Reproduce every entry below precisely; do not include the pictures.
□ □ □ □ □ □ □
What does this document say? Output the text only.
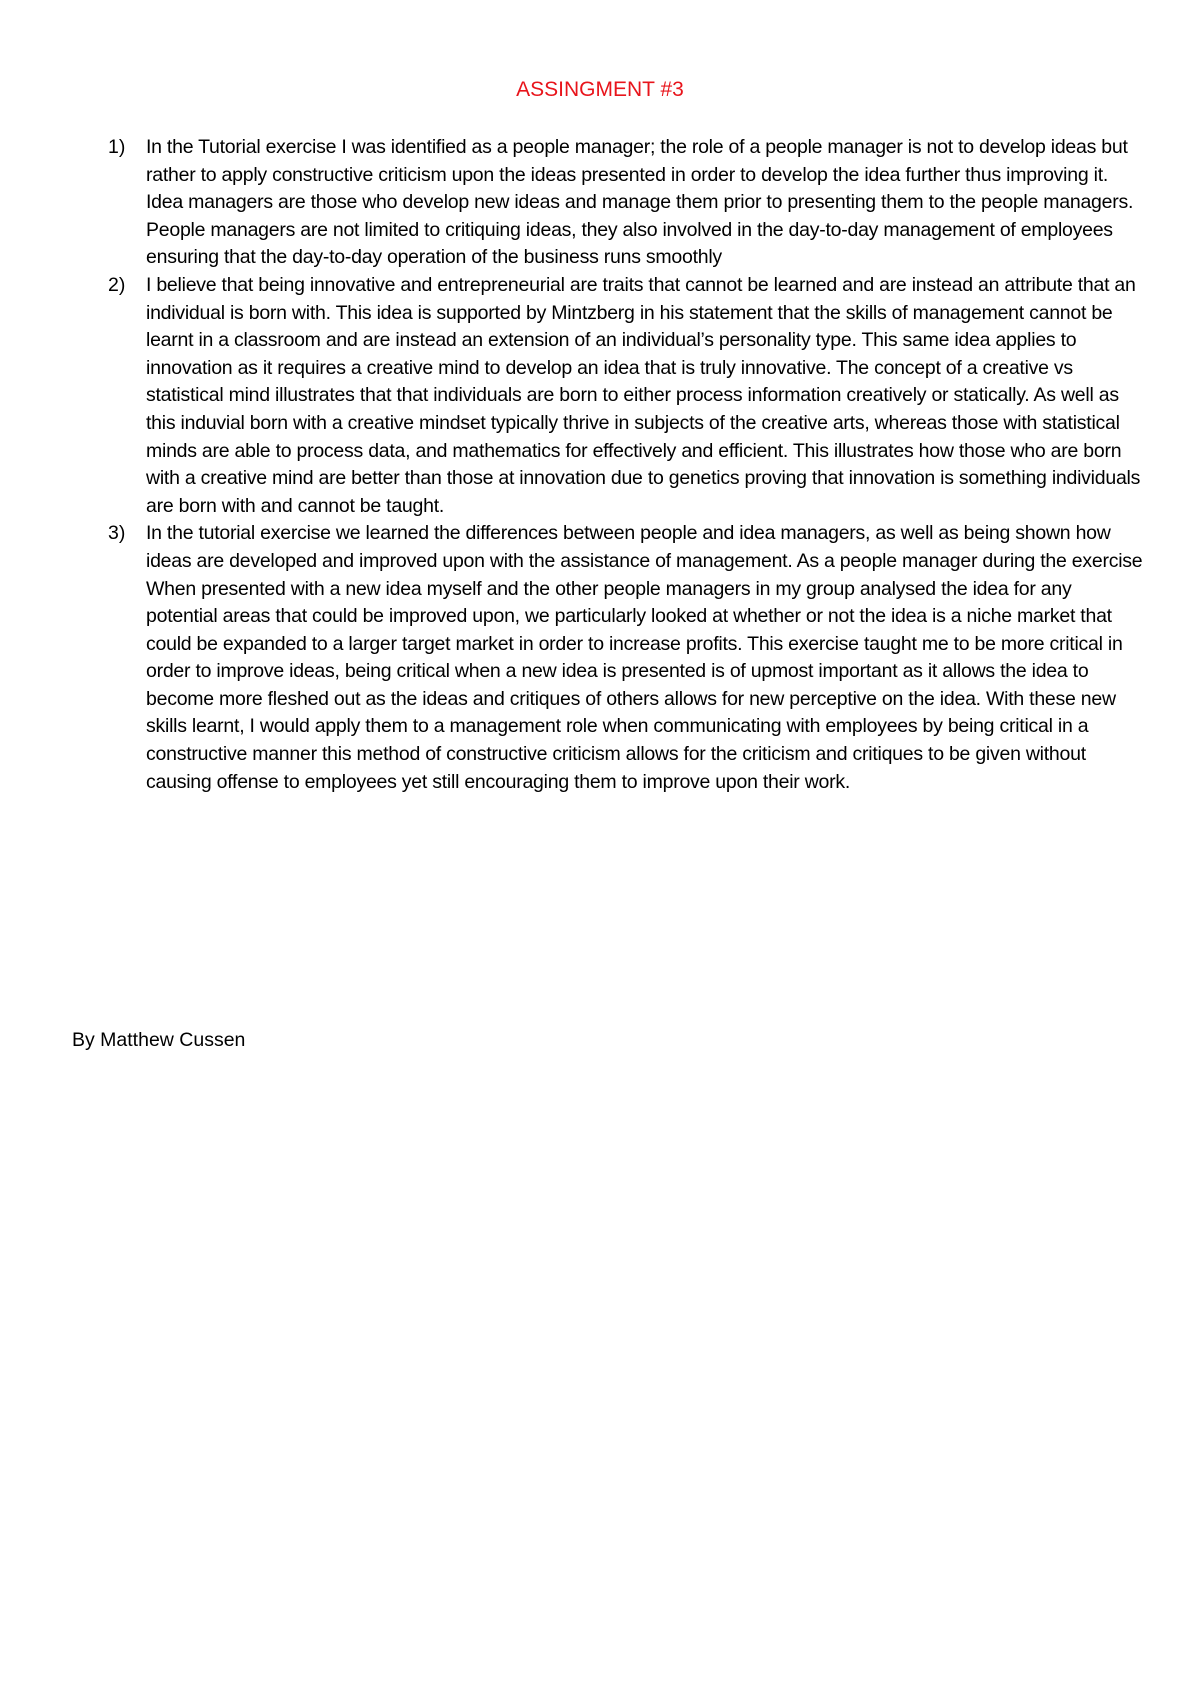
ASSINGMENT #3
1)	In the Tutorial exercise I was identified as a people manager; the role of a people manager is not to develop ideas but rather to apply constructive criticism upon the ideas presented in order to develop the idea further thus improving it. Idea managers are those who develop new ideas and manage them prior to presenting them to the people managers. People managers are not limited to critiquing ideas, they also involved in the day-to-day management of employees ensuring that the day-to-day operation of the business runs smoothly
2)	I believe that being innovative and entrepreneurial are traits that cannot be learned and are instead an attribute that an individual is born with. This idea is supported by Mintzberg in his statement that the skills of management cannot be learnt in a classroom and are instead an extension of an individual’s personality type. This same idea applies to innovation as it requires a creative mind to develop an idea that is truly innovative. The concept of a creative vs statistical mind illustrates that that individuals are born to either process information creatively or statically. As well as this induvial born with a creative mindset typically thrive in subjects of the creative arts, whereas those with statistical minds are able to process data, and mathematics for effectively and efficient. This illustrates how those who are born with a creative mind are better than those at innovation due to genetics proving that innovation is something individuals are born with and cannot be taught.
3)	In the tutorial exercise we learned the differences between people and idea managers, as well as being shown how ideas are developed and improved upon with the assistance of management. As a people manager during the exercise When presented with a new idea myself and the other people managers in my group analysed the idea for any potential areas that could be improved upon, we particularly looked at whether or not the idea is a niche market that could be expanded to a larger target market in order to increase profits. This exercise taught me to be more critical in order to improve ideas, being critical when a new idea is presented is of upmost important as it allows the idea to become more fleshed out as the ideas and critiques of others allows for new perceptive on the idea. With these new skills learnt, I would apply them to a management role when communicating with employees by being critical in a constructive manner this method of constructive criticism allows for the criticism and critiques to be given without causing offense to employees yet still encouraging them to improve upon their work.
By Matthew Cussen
□ □ □ □ □ □ □
▸ **Complete response**
What does this document say? Output the text only.
ASSINGMENT #3
1)	In the Tutorial exercise I was identified as a people manager; the role of a people manager is not to develop ideas but rather to apply constructive criticism upon the ideas presented in order to develop the idea further thus improving it. Idea managers are those who develop new ideas and manage them prior to presenting them to the people managers. People managers are not limited to critiquing ideas, they also involved in the day-to-day management of employees ensuring that the day-to-day operation of the business runs smoothly
2)	I believe that being innovative and entrepreneurial are traits that cannot be learned and are instead an attribute that an individual is born with. This idea is supported by Mintzberg in his statement that the skills of management cannot be learnt in a classroom and are instead an extension of an individual’s personality type. This same idea applies to innovation as it requires a creative mind to develop an idea that is truly innovative. The concept of a creative vs statistical mind illustrates that that individuals are born to either process information creatively or statically. As well as this induvial born with a creative mindset typically thrive in subjects of the creative arts, whereas those with statistical minds are able to process data, and mathematics for effectively and efficient. This illustrates how those who are born with a creative mind are better than those at innovation due to genetics proving that innovation is something individuals are born with and cannot be taught.
3)	In the tutorial exercise we learned the differences between people and idea managers, as well as being shown how ideas are developed and improved upon with the assistance of management. As a people manager during the exercise When presented with a new idea myself and the other people managers in my group analysed the idea for any potential areas that could be improved upon, we particularly looked at whether or not the idea is a niche market that could be expanded to a larger target market in order to increase profits. This exercise taught me to be more critical in order to improve ideas, being critical when a new idea is presented is of upmost important as it allows the idea to become more fleshed out as the ideas and critiques of others allows for new perceptive on the idea. With these new skills learnt, I would apply them to a management role when communicating with employees by being critical in a constructive manner this method of constructive criticism allows for the criticism and critiques to be given without causing offense to employees yet still encouraging them to improve upon their work.
By Matthew Cussen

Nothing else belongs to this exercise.